▶ _EXERCISE BRIEF_
Could you extract every entry below and reproduce it exactly?

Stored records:
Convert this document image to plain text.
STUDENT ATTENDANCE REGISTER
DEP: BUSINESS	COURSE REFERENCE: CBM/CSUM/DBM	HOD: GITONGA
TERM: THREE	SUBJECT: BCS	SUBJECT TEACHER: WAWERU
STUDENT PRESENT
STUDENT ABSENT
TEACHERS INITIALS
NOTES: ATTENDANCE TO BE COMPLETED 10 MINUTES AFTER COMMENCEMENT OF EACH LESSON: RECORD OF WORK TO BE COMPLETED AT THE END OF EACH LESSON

▶ _SOLUTION TO THIS PROBLEM_
Convert this document image to plain text.
STUDENT ATTENDANCE REGISTER
DEP: BUSINESS	COURSE REFERENCE: CBM/CSUM/DBM	HOD: GITONGA
TERM: THREE	SUBJECT: BCS	SUBJECT TEACHER: WAWERU
STUDENT PRESENT
STUDENT ABSENT
TEACHERS INITIALS
NOTES: ATTENDANCE TO BE COMPLETED 10 MINUTES AFTER COMMENCEMENT OF EACH LESSON: RECORD OF WORK TO BE COMPLETED AT THE END OF EACH LESSON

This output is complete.